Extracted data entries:
###

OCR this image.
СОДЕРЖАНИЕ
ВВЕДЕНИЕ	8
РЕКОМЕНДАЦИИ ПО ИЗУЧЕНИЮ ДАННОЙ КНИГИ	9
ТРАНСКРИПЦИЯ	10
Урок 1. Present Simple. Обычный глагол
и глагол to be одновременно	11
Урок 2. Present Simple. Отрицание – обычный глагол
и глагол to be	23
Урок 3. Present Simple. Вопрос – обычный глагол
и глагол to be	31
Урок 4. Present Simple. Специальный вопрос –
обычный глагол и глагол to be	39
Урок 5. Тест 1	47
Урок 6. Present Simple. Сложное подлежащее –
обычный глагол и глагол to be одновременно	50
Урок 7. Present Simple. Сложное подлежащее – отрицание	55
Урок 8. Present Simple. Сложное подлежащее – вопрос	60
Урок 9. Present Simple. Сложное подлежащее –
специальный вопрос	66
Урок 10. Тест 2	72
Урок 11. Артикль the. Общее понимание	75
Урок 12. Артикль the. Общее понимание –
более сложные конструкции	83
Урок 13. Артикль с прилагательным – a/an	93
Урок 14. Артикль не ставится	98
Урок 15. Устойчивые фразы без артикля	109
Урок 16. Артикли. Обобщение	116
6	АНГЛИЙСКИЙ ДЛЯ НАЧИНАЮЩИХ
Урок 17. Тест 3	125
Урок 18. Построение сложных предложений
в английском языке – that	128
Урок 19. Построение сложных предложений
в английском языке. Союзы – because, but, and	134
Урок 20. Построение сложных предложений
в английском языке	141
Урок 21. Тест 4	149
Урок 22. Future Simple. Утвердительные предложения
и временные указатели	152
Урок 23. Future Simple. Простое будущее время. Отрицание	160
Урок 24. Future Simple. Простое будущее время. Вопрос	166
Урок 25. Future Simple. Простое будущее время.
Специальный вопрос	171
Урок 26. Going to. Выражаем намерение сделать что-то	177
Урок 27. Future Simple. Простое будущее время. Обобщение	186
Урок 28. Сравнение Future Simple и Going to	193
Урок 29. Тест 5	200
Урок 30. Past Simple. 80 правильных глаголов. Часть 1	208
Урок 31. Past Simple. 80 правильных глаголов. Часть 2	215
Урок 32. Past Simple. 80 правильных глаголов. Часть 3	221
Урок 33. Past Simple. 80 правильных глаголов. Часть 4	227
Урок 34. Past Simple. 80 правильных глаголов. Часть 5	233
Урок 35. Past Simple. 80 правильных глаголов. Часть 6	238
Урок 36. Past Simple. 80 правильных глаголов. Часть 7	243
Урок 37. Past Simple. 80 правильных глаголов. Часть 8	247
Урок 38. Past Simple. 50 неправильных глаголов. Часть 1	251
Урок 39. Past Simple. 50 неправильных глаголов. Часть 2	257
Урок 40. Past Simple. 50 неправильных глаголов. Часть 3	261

###

◆ DIRECTIVE
From the material, report only how many lines include the word "Тест".

◆ ANSWER BELOW
5